§ RECORDS SUPPLIED
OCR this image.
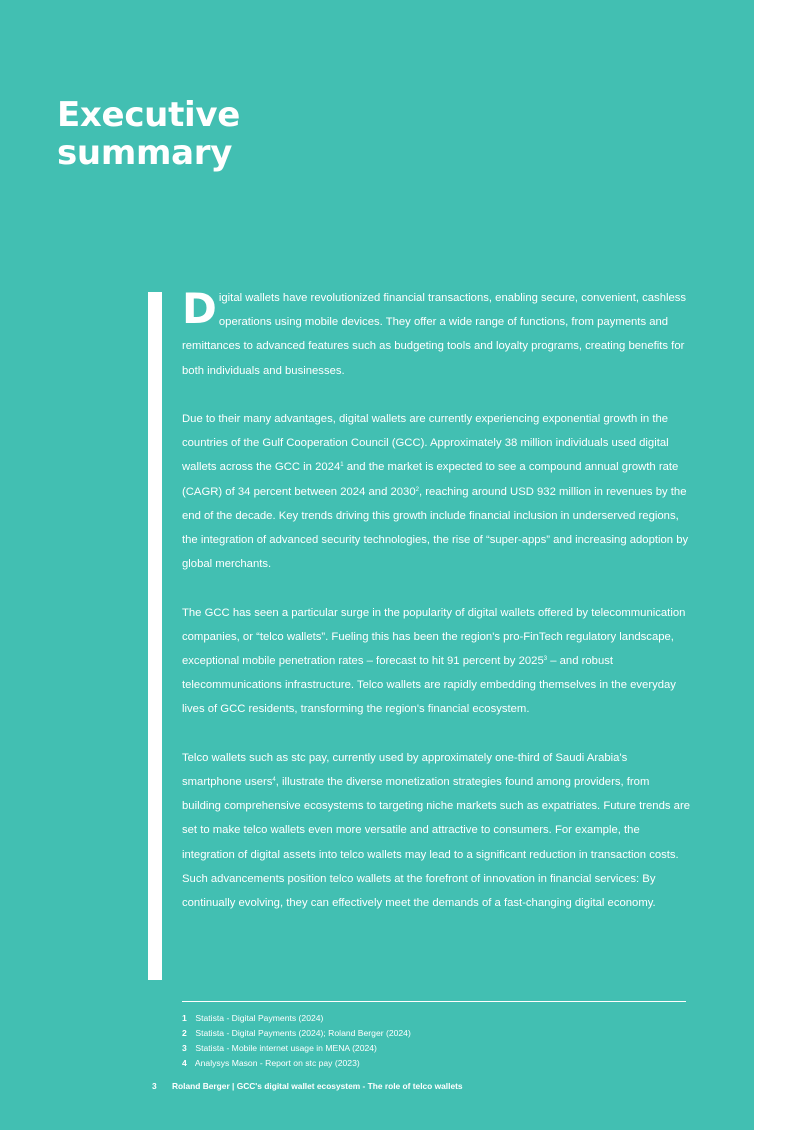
Executive
summary

Digital wallets have revolutionized financial transactions, enabling secure, convenient, cashless operations using mobile devices. They offer a wide range of functions, from payments and remittances to advanced features such as budgeting tools and loyalty programs, creating benefits for both individuals and businesses.

Due to their many advantages, digital wallets are currently experiencing exponential growth in the countries of the Gulf Cooperation Council (GCC). Approximately 38 million individuals used digital wallets across the GCC in 2024$^1$ and the market is expected to see a compound annual growth rate (CAGR) of 34 percent between 2024 and 2030$^2$, reaching around USD 932 million in revenues by the end of the decade. Key trends driving this growth include financial inclusion in underserved regions, the integration of advanced security technologies, the rise of “super-apps” and increasing adoption by global merchants.

The GCC has seen a particular surge in the popularity of digital wallets offered by telecommunication companies, or “telco wallets”. Fueling this has been the region's pro-FinTech regulatory landscape, exceptional mobile penetration rates – forecast to hit 91 percent by 2025$^3$ – and robust telecommunications infrastructure. Telco wallets are rapidly embedding themselves in the everyday lives of GCC residents, transforming the region's financial ecosystem.

Telco wallets such as stc pay, currently used by approximately one-third of Saudi Arabia's smartphone users$^4$, illustrate the diverse monetization strategies found among providers, from building comprehensive ecosystems to targeting niche markets such as expatriates. Future trends are set to make telco wallets even more versatile and attractive to consumers. For example, the integration of digital assets into telco wallets may lead to a significant reduction in transaction costs. Such advancements position telco wallets at the forefront of innovation in financial services: By continually evolving, they can effectively meet the demands of a fast-changing digital economy.

1 Statista - Digital Payments (2024)
2 Statista - Digital Payments (2024); Roland Berger (2024)
3 Statista - Mobile internet usage in MENA (2024)
4 Analysys Mason - Report on stc pay (2023)
3 Roland Berger | GCC's digital wallet ecosystem - The role of telco wallets
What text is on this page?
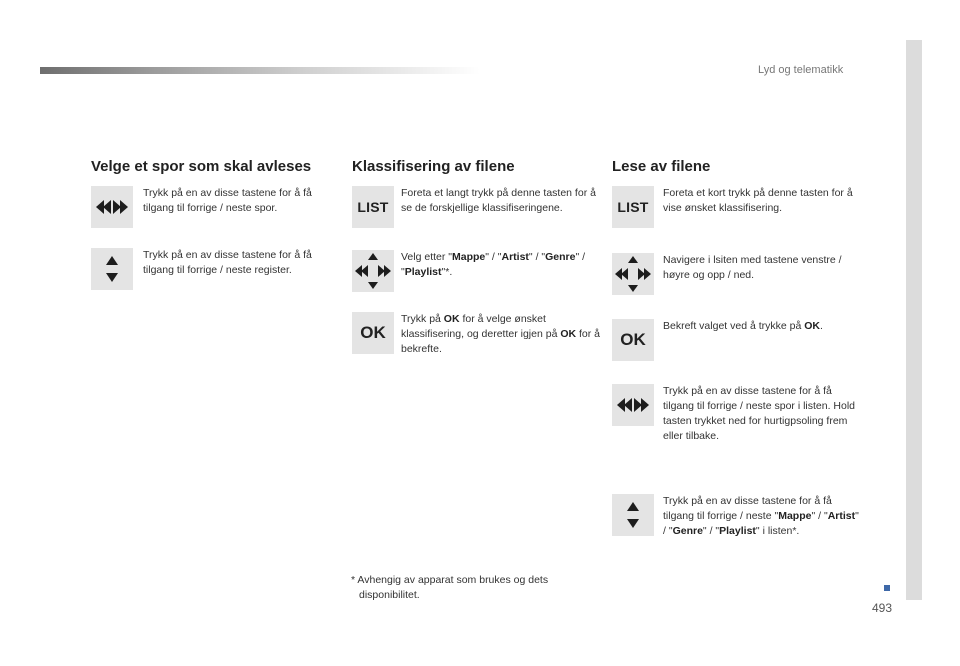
Lyd og telematikk
493
Velge et spor som skal avleses
Trykk på en av disse tastene for å få tilgang til forrige / neste spor.
Trykk på en av disse tastene for å få tilgang til forrige / neste register.
Klassifisering av filene
LIST
Foreta et langt trykk på denne tasten for å se de forskjellige klassifiseringene.
Velg etter "Mappe" / "Artist" / "Genre" / "Playlist"*.
OK
Trykk på OK for å velge ønsket klassifisering, og deretter igjen på OK for å bekrefte.
Lese av filene
LIST
Foreta et kort trykk på denne tasten for å vise ønsket klassifisering.
Navigere i lsiten med tastene venstre / høyre og opp / ned.
OK
Bekreft valget ved å trykke på OK.
Trykk på en av disse tastene for å få tilgang til forrige / neste spor i listen. Hold tasten trykket ned for hurtigpsoling frem eller tilbake.
Trykk på en av disse tastene for å få tilgang til forrige / neste "Mappe" / "Artist" / "Genre" / "Playlist" i listen*.
* Avhengig av apparat som brukes og dets
disponibilitet.
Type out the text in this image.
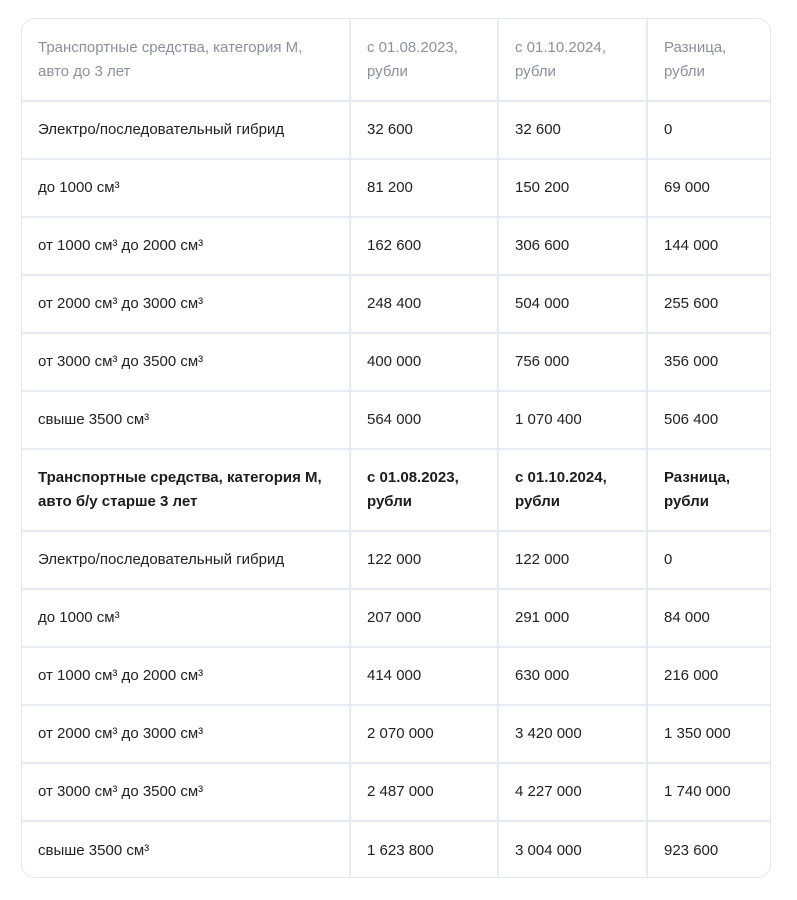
Транспортные средства, категория М, авто до 3 лет	с 01.08.2023, рубли	с 01.10.2024, рубли	Разница, рубли
Электро/последовательный гибрид	32 600	32 600	0
до 1000 см³	81 200	150 200	69 000
от 1000 см³ до 2000 см³	162 600	306 600	144 000
от 2000 см³ до 3000 см³	248 400	504 000	255 600
от 3000 см³ до 3500 см³	400 000	756 000	356 000
свыше 3500 см³	564 000	1 070 400	506 400
Транспортные средства, категория М, авто б/у старше 3 лет	с 01.08.2023, рубли	с 01.10.2024, рубли	Разница, рубли
Электро/последовательный гибрид	122 000	122 000	0
до 1000 см³	207 000	291 000	84 000
от 1000 см³ до 2000 см³	414 000	630 000	216 000
от 2000 см³ до 3000 см³	2 070 000	3 420 000	1 350 000
от 3000 см³ до 3500 см³	2 487 000	4 227 000	1 740 000
свыше 3500 см³	1 623 800	3 004 000	923 600
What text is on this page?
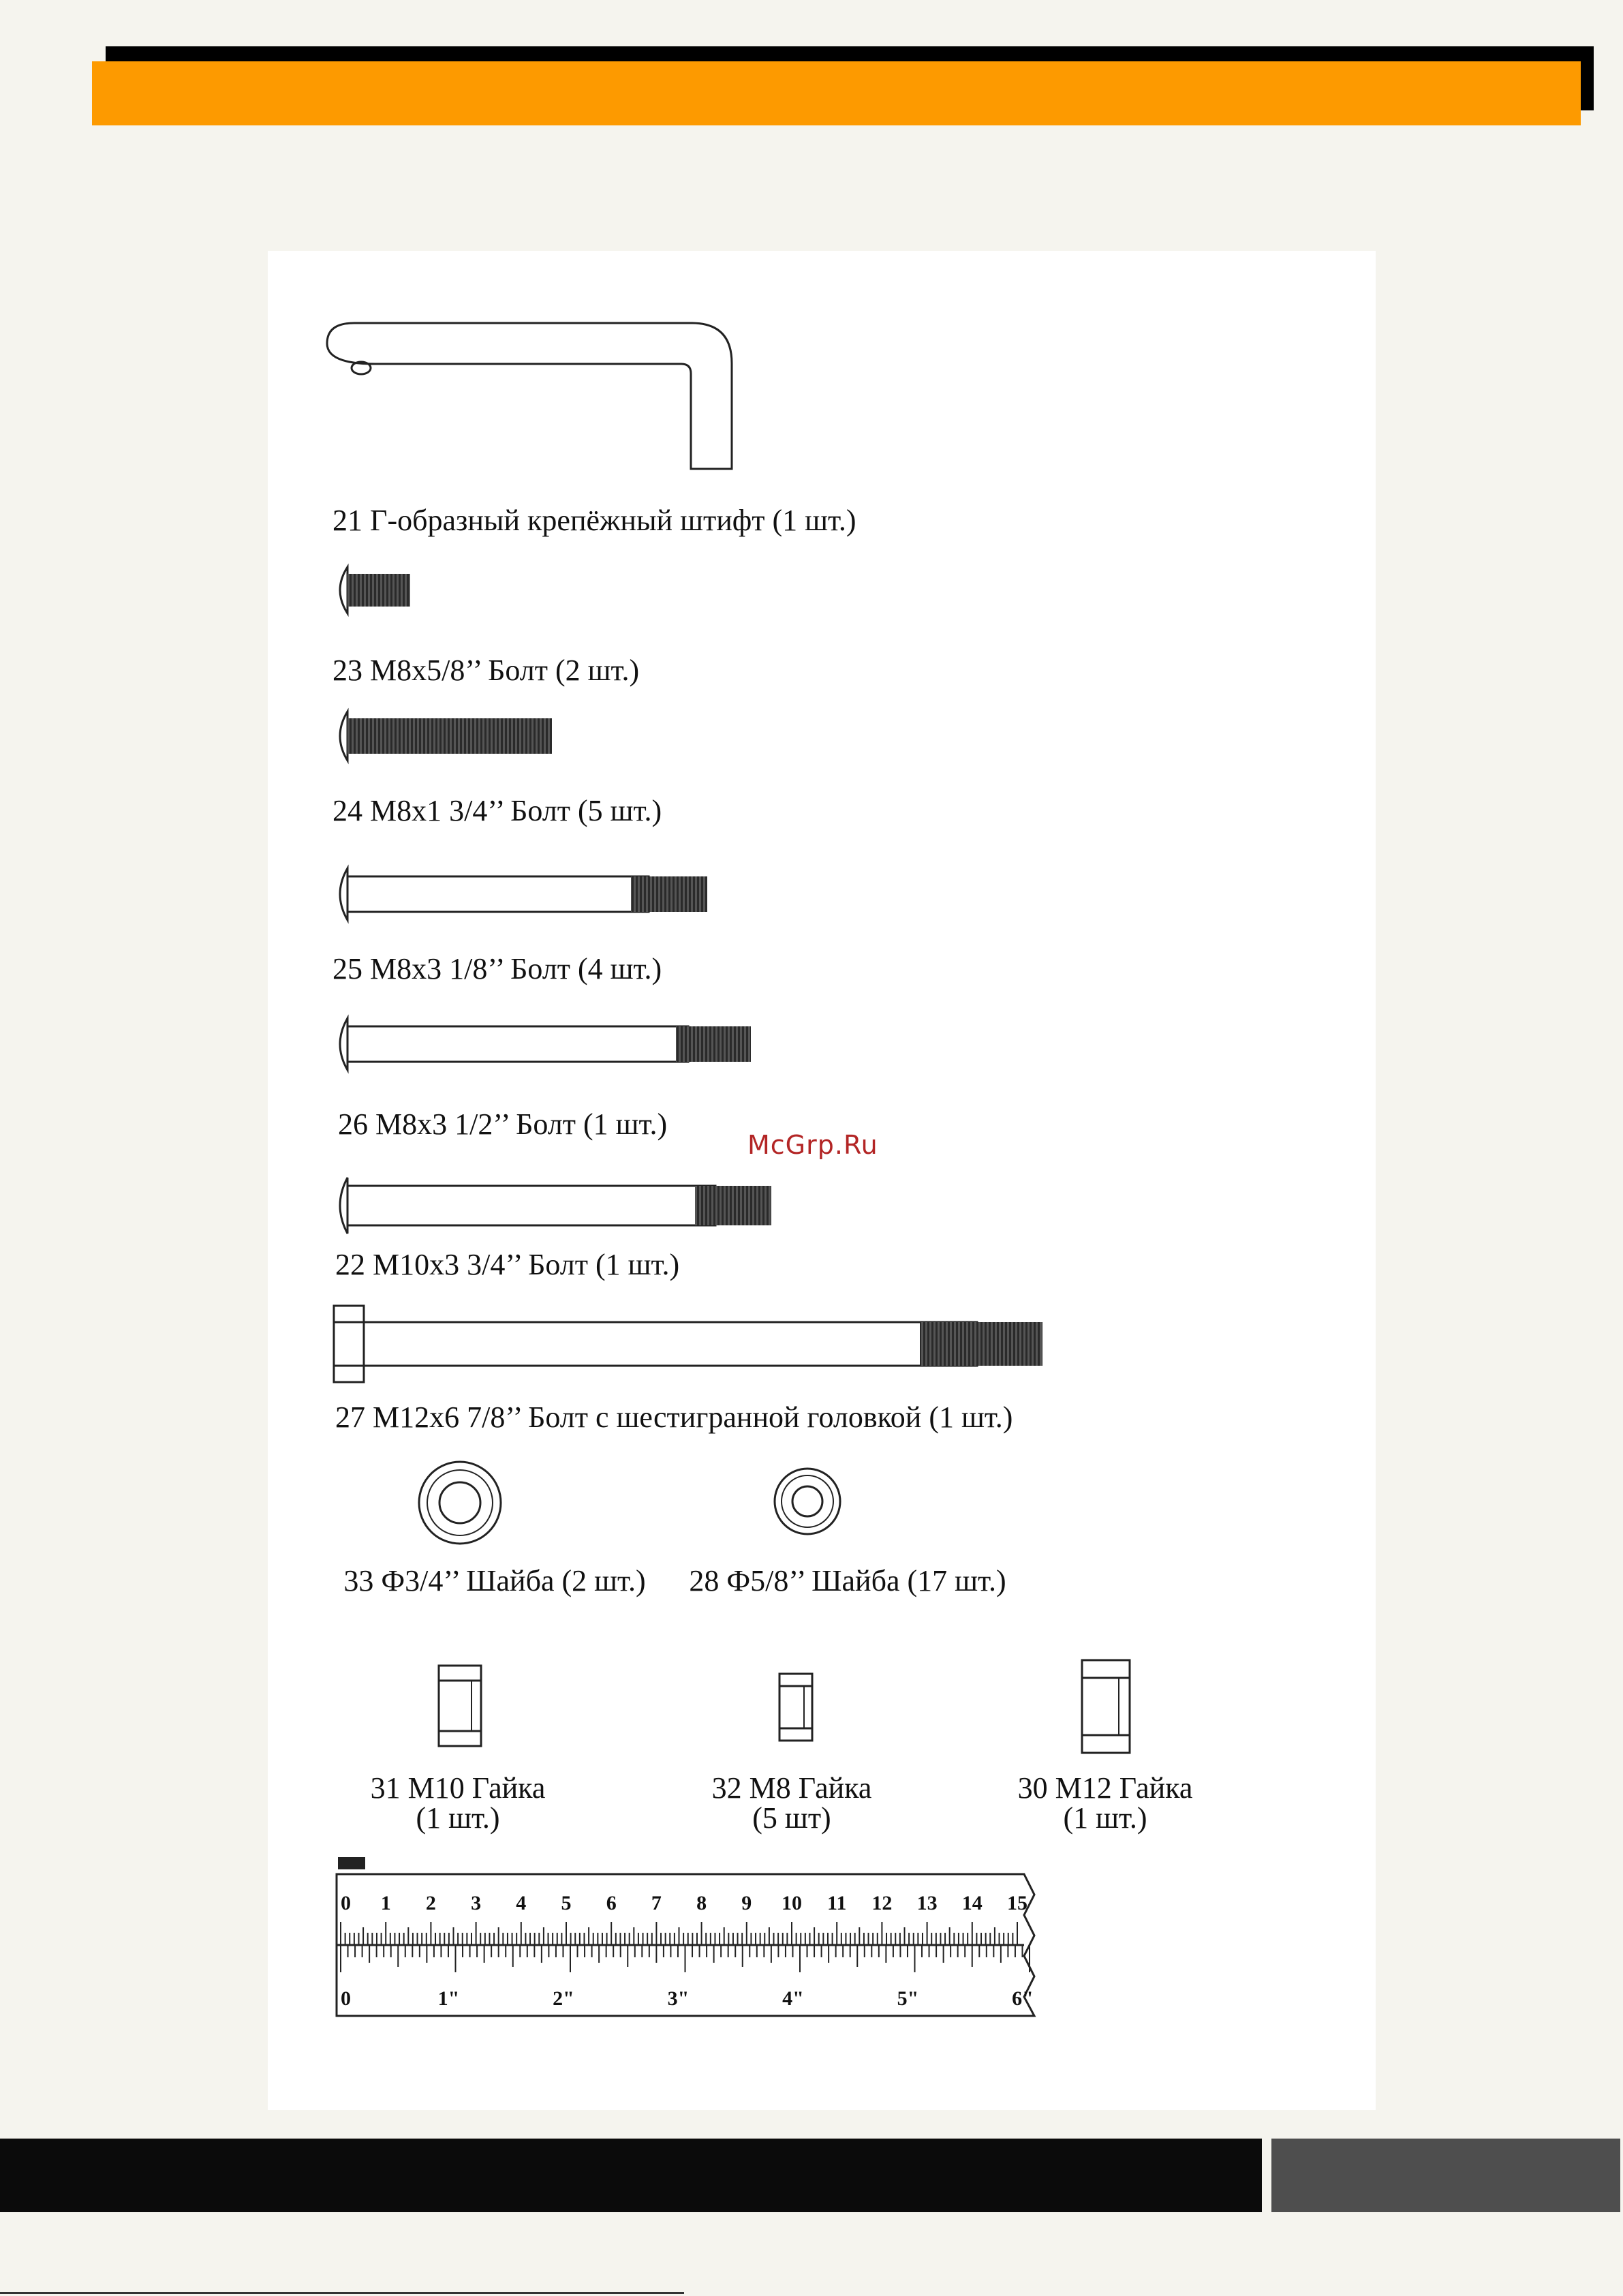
21 Г-образный крепёжный штифт (1 шт.)
23 M8x5/8’’ Болт (2 шт.)
24 M8x1 3/4’’ Болт (5 шт.)
25 M8x3 1/8’’ Болт (4 шт.)
26 M8x3 1/2’’ Болт (1 шт.)
22 M10x3 3/4’’ Болт (1 шт.)
27 M12x6 7/8’’ Болт с шестигранной головкой (1 шт.)
33 Ф3/4’’ Шайба (2 шт.) 28 Ф5/8’’ Шайба (17 шт.)
31 M10 Гайка
(1 шт.)
32 M8 Гайка
(5 шт)
30 M12 Гайка
(1 шт.)
0 1 2 3 4 5 6 7 8 9 10 11 12 13 14 15
0	1"	2"	3"	4"	5"	6"
McGrp.Ru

§ TASK STATEMENT
List all lines where "Roland" occurs.

§ EXERCISE ANSWER
2 Statista - Digital Payments (2024); Roland Berger (2024)
3 Roland Berger | GCC's digital wallet ecosystem - The role of telco wallets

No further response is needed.